**WHAT THE TASK REQUIRES**
Repeat the lines below exactly as they appear, but leave out the images.

•••

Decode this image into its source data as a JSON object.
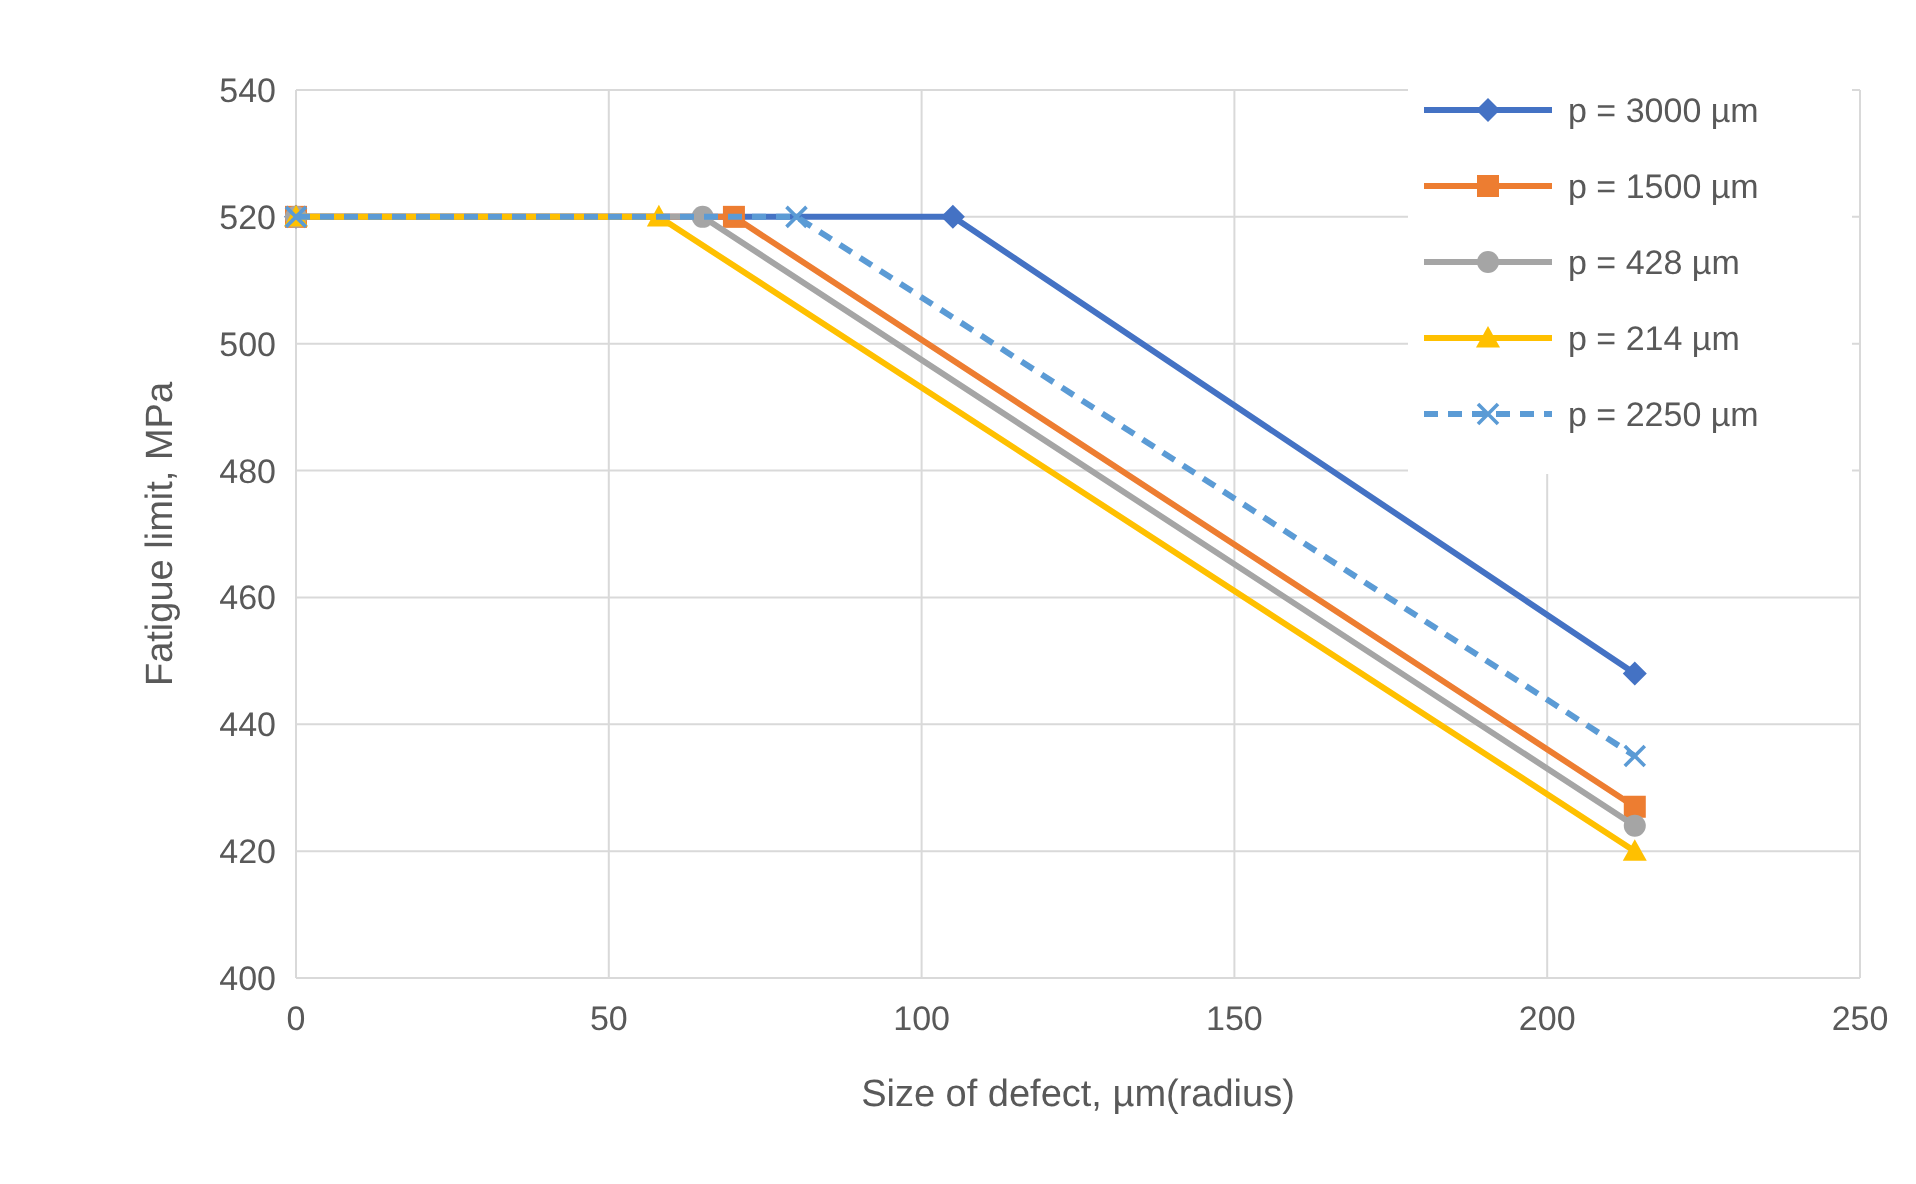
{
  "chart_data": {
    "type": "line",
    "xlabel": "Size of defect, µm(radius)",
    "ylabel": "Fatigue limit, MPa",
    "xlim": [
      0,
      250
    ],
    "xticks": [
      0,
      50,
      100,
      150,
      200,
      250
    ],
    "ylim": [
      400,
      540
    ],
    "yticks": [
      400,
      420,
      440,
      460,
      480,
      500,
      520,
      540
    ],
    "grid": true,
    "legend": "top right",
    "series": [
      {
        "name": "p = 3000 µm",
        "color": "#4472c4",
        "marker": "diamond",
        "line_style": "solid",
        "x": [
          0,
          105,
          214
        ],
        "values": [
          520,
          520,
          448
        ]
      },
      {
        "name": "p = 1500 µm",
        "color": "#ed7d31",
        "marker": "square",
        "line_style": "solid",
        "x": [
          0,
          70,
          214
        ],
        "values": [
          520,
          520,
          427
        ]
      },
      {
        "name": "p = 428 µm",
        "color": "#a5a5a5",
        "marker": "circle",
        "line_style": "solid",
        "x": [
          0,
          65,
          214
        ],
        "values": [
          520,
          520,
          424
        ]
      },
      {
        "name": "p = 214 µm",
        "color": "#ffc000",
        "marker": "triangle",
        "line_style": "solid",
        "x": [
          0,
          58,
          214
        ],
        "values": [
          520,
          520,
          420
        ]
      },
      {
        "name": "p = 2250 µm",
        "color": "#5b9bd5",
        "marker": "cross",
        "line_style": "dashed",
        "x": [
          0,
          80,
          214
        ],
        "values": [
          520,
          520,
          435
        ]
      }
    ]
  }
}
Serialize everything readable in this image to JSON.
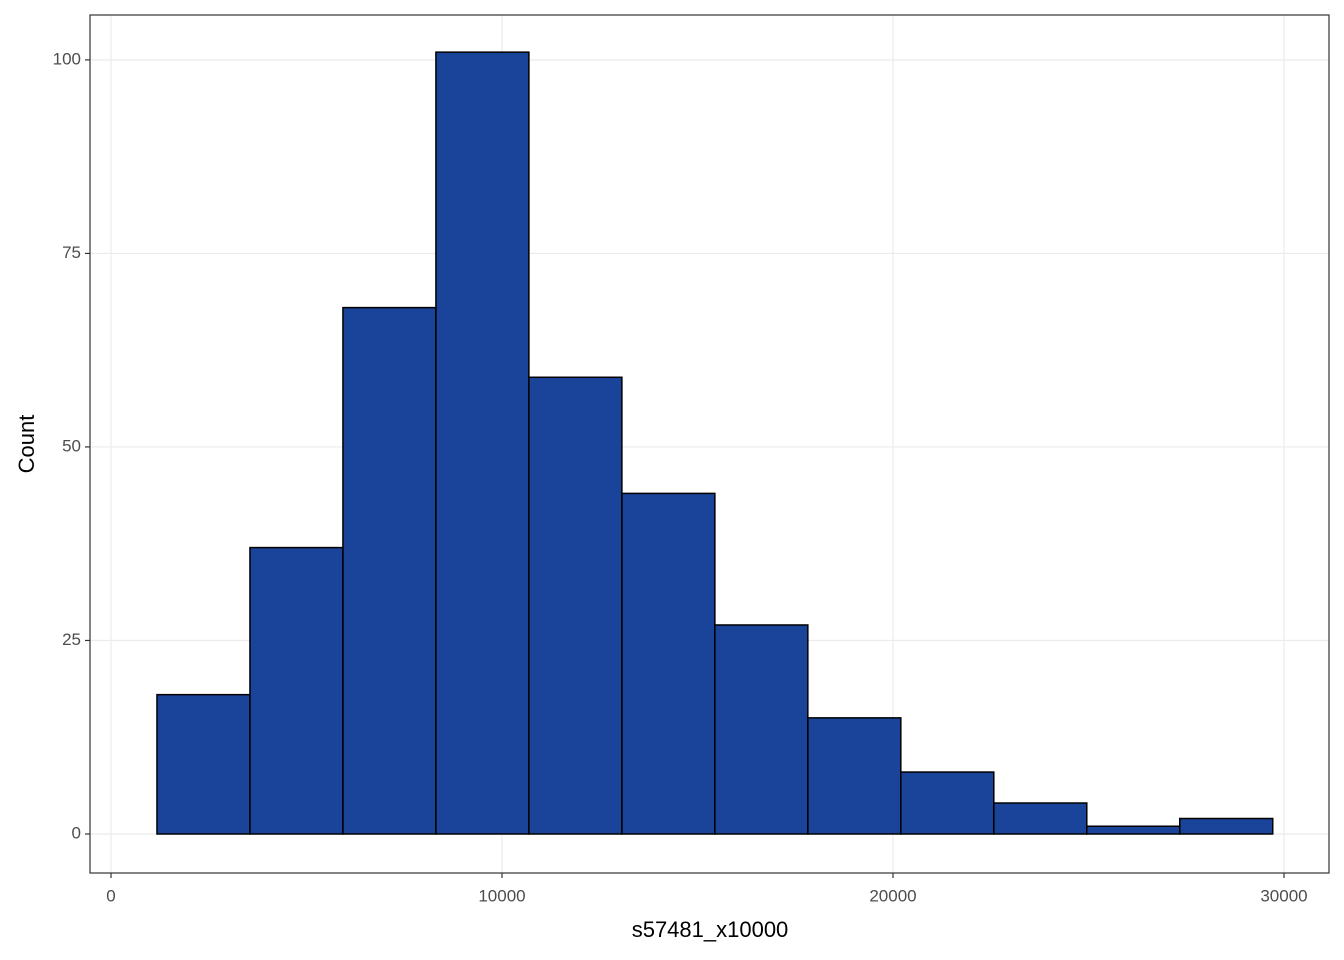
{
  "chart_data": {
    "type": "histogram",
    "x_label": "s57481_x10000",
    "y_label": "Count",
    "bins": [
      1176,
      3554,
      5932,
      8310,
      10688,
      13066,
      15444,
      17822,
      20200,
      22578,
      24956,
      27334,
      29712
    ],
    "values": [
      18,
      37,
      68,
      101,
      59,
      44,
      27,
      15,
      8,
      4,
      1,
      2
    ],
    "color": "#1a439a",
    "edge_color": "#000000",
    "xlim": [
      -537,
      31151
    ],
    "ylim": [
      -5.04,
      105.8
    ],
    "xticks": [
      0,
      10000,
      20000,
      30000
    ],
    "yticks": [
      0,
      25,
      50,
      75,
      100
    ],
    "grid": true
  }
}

•••

**CORRECT RESULT**
Decode this image into its source data as a JSON object.
{
  "chart_data": {
    "type": "line",
    "xlabel": "Size of defect, µm(radius)",
    "ylabel": "Fatigue limit, MPa",
    "xlim": [
      0,
      250
    ],
    "xticks": [
      0,
      50,
      100,
      150,
      200,
      250
    ],
    "ylim": [
      400,
      540
    ],
    "yticks": [
      400,
      420,
      440,
      460,
      480,
      500,
      520,
      540
    ],
    "grid": true,
    "legend": "top right",
    "series": [
      {
        "name": "p = 3000 µm",
        "color": "#4472c4",
        "marker": "diamond",
        "line_style": "solid",
        "x": [
          0,
          105,
          214
        ],
        "values": [
          520,
          520,
          448
        ]
      },
      {
        "name": "p = 1500 µm",
        "color": "#ed7d31",
        "marker": "square",
        "line_style": "solid",
        "x": [
          0,
          70,
          214
        ],
        "values": [
          520,
          520,
          427
        ]
      },
      {
        "name": "p = 428 µm",
        "color": "#a5a5a5",
        "marker": "circle",
        "line_style": "solid",
        "x": [
          0,
          65,
          214
        ],
        "values": [
          520,
          520,
          424
        ]
      },
      {
        "name": "p = 214 µm",
        "color": "#ffc000",
        "marker": "triangle",
        "line_style": "solid",
        "x": [
          0,
          58,
          214
        ],
        "values": [
          520,
          520,
          420
        ]
      },
      {
        "name": "p = 2250 µm",
        "color": "#5b9bd5",
        "marker": "cross",
        "line_style": "dashed",
        "x": [
          0,
          80,
          214
        ],
        "values": [
          520,
          520,
          435
        ]
      }
    ]
  }
}
Serialize everything readable in this image to JSON.
{
  "chart_data": {
    "type": "histogram",
    "x_label": "s57481_x10000",
    "y_label": "Count",
    "bins": [
      1176,
      3554,
      5932,
      8310,
      10688,
      13066,
      15444,
      17822,
      20200,
      22578,
      24956,
      27334,
      29712
    ],
    "values": [
      18,
      37,
      68,
      101,
      59,
      44,
      27,
      15,
      8,
      4,
      1,
      2
    ],
    "color": "#1a439a",
    "edge_color": "#000000",
    "xlim": [
      -537,
      31151
    ],
    "ylim": [
      -5.04,
      105.8
    ],
    "xticks": [
      0,
      10000,
      20000,
      30000
    ],
    "yticks": [
      0,
      25,
      50,
      75,
      100
    ],
    "grid": true
  }
}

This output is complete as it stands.